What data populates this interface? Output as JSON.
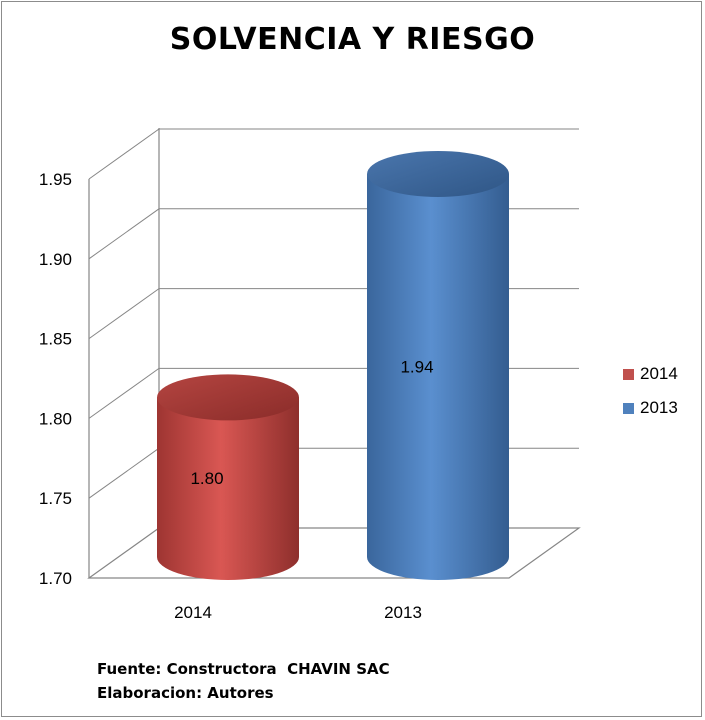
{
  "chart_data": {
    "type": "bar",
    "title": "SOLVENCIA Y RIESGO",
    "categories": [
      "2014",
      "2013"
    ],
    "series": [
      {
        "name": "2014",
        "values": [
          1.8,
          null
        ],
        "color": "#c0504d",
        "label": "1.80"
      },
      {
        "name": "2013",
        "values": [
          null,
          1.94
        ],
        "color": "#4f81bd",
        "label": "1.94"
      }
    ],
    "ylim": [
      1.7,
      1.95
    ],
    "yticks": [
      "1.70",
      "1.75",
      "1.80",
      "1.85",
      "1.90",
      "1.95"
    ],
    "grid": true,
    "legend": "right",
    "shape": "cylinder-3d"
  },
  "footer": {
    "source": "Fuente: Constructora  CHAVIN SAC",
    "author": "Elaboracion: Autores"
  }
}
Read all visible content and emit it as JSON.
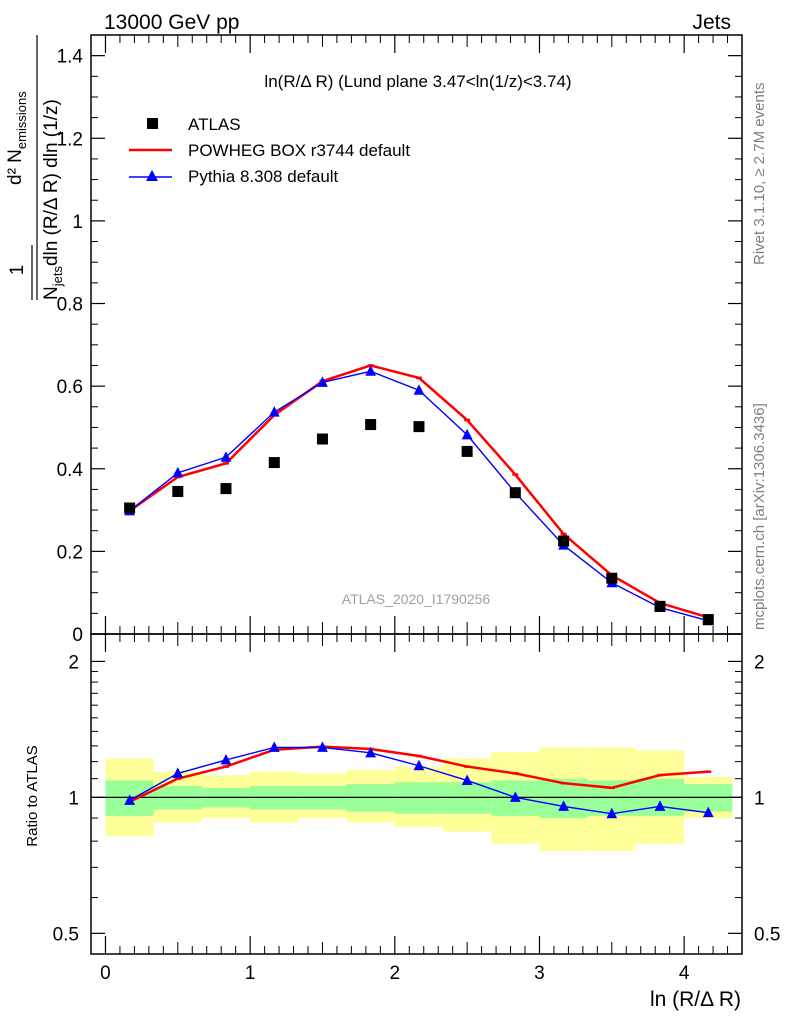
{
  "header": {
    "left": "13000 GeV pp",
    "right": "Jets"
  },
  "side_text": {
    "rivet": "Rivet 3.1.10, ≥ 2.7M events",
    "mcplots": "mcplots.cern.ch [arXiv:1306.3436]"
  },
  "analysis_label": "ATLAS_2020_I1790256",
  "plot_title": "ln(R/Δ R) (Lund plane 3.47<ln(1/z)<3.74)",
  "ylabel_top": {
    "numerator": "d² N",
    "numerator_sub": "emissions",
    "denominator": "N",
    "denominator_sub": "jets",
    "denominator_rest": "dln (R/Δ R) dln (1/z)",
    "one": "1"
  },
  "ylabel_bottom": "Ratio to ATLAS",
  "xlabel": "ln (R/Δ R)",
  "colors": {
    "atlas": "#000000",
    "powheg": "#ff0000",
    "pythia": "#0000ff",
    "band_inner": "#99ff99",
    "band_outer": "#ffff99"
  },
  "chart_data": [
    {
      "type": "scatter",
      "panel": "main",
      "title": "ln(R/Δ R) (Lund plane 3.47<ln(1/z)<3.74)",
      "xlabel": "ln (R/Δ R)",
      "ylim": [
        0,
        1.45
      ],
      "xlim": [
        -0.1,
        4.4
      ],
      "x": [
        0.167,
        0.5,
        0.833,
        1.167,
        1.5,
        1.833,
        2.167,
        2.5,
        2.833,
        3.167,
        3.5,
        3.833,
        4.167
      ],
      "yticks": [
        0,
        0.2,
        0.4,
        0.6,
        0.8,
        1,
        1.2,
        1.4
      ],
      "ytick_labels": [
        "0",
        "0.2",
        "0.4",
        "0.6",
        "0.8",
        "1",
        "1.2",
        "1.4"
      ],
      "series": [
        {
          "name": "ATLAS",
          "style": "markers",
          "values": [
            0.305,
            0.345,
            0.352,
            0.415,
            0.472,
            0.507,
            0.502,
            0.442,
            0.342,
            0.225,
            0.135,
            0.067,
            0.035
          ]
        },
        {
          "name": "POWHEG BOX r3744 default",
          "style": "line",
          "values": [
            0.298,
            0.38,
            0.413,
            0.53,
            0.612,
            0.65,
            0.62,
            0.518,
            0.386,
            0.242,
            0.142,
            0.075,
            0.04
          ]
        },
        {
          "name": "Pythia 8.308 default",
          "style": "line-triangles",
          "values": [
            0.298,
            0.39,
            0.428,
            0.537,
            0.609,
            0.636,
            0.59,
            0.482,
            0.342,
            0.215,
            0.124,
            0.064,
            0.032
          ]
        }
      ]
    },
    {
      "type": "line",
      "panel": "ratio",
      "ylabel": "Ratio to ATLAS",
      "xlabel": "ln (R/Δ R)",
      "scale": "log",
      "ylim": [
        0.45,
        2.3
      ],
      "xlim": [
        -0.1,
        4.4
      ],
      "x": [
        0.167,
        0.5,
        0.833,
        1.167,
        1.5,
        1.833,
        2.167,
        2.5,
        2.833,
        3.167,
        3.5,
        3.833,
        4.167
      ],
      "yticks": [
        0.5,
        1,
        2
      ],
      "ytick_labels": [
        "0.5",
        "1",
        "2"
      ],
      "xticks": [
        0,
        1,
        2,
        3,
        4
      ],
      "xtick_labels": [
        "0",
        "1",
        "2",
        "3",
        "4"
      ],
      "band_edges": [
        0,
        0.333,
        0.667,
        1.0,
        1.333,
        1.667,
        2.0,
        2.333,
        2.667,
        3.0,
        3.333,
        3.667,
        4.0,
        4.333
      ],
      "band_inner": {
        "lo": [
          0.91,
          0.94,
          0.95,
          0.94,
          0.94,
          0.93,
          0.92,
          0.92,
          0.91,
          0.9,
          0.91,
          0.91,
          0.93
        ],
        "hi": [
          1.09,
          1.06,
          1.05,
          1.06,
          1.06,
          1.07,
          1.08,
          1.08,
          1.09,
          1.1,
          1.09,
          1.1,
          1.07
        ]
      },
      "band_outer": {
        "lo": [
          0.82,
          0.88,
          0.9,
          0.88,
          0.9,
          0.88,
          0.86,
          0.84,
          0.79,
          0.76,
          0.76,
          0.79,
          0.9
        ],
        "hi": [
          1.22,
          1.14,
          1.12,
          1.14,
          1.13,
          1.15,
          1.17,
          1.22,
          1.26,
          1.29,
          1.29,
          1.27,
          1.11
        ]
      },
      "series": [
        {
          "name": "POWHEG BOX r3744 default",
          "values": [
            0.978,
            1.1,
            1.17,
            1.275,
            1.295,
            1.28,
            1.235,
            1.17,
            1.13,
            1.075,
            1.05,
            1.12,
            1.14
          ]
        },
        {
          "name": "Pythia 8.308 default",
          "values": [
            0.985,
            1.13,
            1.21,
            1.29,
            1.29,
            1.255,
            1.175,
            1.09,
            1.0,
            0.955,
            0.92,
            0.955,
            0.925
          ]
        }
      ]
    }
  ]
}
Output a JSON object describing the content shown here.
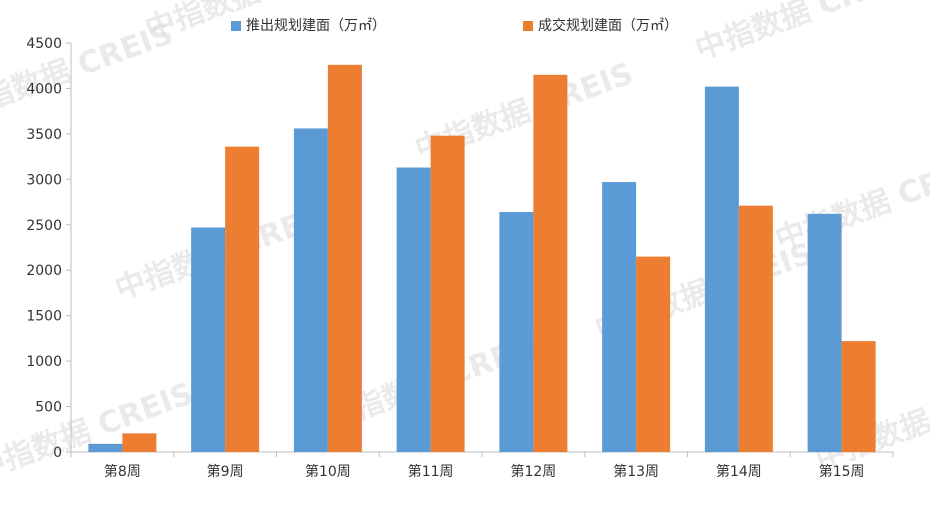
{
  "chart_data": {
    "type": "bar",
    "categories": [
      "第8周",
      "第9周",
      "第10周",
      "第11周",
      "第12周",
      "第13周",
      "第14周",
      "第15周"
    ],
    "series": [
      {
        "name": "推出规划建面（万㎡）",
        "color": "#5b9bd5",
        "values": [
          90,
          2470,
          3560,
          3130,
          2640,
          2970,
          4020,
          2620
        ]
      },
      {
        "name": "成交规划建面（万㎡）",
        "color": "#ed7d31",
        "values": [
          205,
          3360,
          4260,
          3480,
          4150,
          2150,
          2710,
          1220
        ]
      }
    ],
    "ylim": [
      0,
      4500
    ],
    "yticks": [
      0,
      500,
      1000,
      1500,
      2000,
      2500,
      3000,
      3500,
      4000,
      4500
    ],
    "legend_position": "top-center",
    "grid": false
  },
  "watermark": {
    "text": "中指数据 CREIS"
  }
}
▬▬▬▬▬▬▬▬▬▬
Required work — Copy all lines from the material that hold "Output".

Reply —
What data populates this interface? Output as JSON.
Output a JSON object describing the content shown here.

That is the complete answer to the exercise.